> _What the task requires_: Leave the pictures out and transcribe every record exactly.

> _Listing_:
###
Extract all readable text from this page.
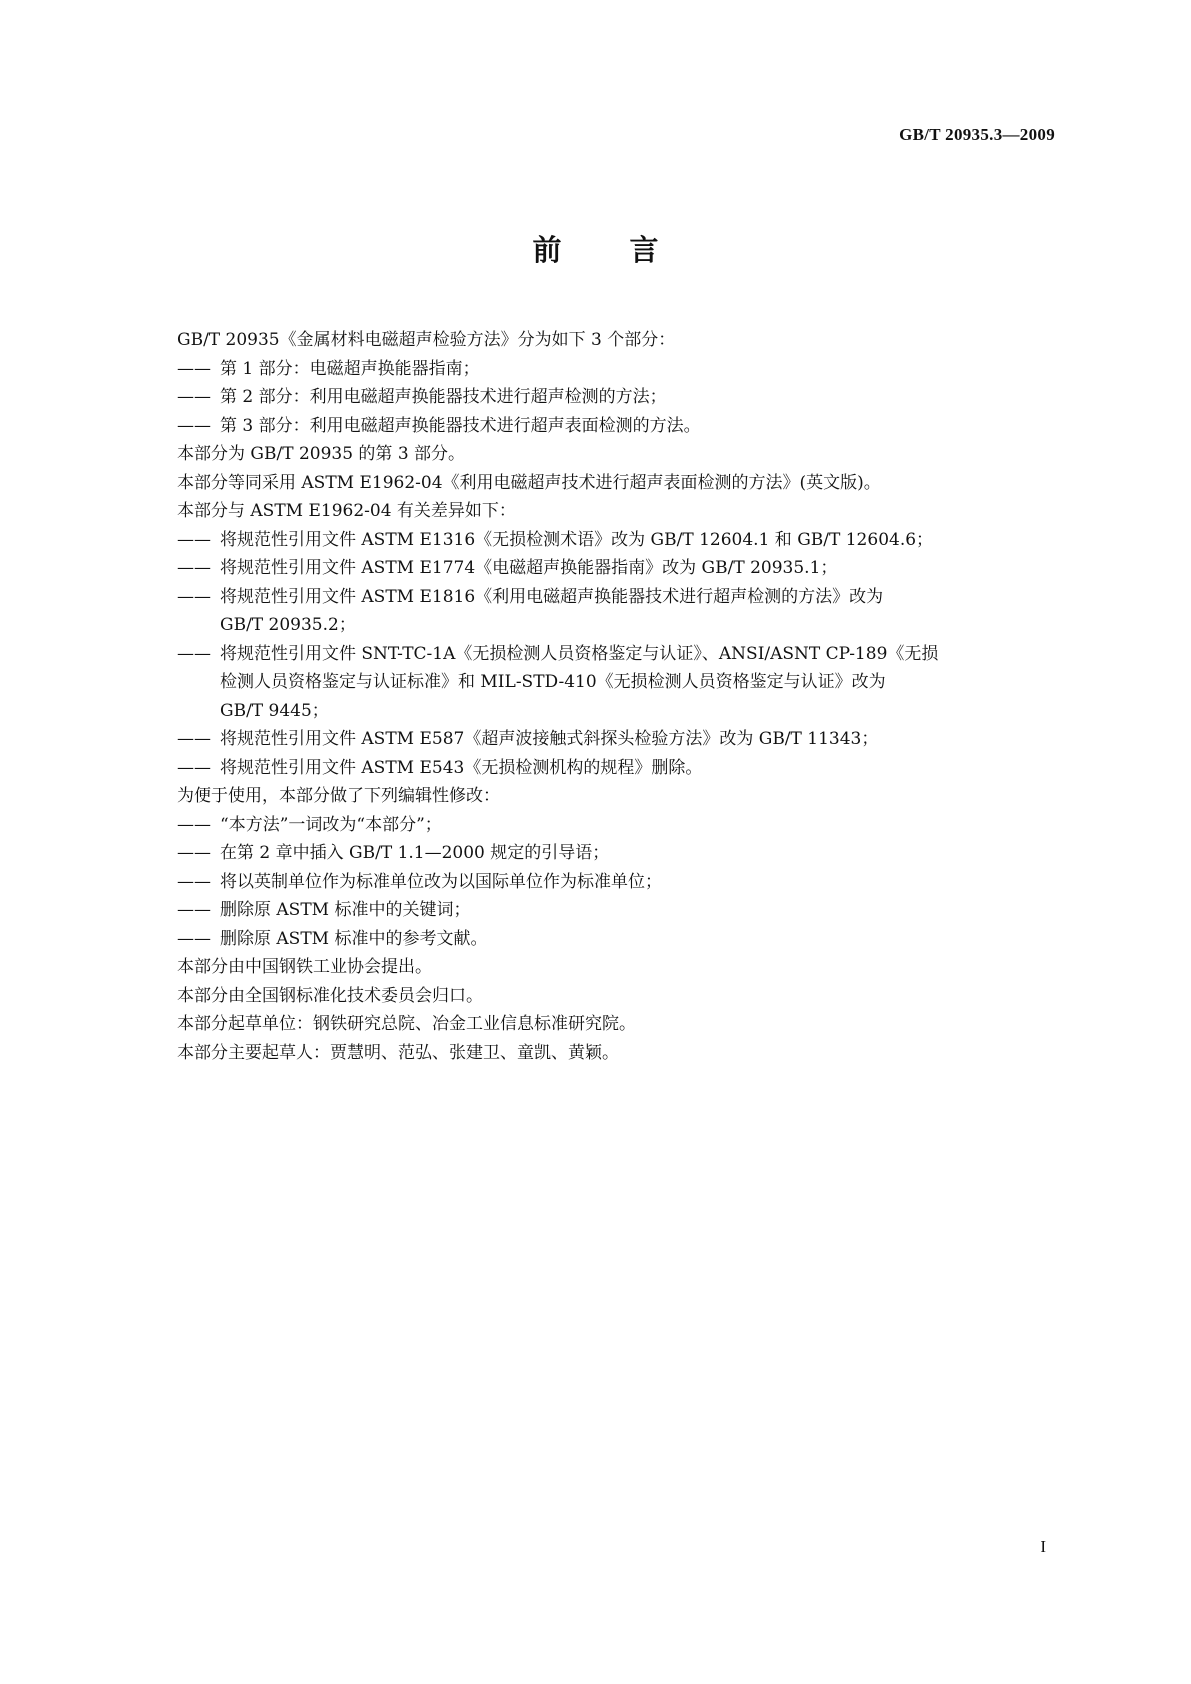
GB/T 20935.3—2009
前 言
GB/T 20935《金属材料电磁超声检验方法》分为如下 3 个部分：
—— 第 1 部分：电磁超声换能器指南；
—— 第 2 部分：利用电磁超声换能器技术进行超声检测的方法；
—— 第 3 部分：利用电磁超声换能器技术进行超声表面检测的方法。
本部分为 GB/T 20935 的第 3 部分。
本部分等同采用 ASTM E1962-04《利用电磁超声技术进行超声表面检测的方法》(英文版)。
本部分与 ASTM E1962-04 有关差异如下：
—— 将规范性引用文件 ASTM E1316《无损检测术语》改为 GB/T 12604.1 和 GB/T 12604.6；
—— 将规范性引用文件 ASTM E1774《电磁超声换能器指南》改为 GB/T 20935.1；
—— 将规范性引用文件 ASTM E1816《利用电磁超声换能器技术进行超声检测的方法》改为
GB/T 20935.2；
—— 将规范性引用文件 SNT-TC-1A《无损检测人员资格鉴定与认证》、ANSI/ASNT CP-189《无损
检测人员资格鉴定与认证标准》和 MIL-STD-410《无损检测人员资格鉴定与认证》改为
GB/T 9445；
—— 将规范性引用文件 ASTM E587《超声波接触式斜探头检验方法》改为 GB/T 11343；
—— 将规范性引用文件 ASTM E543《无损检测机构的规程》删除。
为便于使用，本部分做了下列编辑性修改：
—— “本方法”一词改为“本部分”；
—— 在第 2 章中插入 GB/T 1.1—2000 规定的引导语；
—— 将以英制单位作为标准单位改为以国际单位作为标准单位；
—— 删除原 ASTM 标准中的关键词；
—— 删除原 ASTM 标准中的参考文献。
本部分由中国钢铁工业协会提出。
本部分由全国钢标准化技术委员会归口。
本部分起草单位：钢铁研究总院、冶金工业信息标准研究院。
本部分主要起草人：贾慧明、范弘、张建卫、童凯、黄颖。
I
###
> _Exercise response_:
Extract all readable text from this page.
GB/T 20935.3—2009
前 言
GB/T 20935《金属材料电磁超声检验方法》分为如下 3 个部分：
—— 第 1 部分：电磁超声换能器指南；
—— 第 2 部分：利用电磁超声换能器技术进行超声检测的方法；
—— 第 3 部分：利用电磁超声换能器技术进行超声表面检测的方法。
本部分为 GB/T 20935 的第 3 部分。
本部分等同采用 ASTM E1962-04《利用电磁超声技术进行超声表面检测的方法》(英文版)。
本部分与 ASTM E1962-04 有关差异如下：
—— 将规范性引用文件 ASTM E1316《无损检测术语》改为 GB/T 12604.1 和 GB/T 12604.6；
—— 将规范性引用文件 ASTM E1774《电磁超声换能器指南》改为 GB/T 20935.1；
—— 将规范性引用文件 ASTM E1816《利用电磁超声换能器技术进行超声检测的方法》改为
GB/T 20935.2；
—— 将规范性引用文件 SNT-TC-1A《无损检测人员资格鉴定与认证》、ANSI/ASNT CP-189《无损
检测人员资格鉴定与认证标准》和 MIL-STD-410《无损检测人员资格鉴定与认证》改为
GB/T 9445；
—— 将规范性引用文件 ASTM E587《超声波接触式斜探头检验方法》改为 GB/T 11343；
—— 将规范性引用文件 ASTM E543《无损检测机构的规程》删除。
为便于使用，本部分做了下列编辑性修改：
—— “本方法”一词改为“本部分”；
—— 在第 2 章中插入 GB/T 1.1—2000 规定的引导语；
—— 将以英制单位作为标准单位改为以国际单位作为标准单位；
—— 删除原 ASTM 标准中的关键词；
—— 删除原 ASTM 标准中的参考文献。
本部分由中国钢铁工业协会提出。
本部分由全国钢标准化技术委员会归口。
本部分起草单位：钢铁研究总院、冶金工业信息标准研究院。
本部分主要起草人：贾慧明、范弘、张建卫、童凯、黄颖。
I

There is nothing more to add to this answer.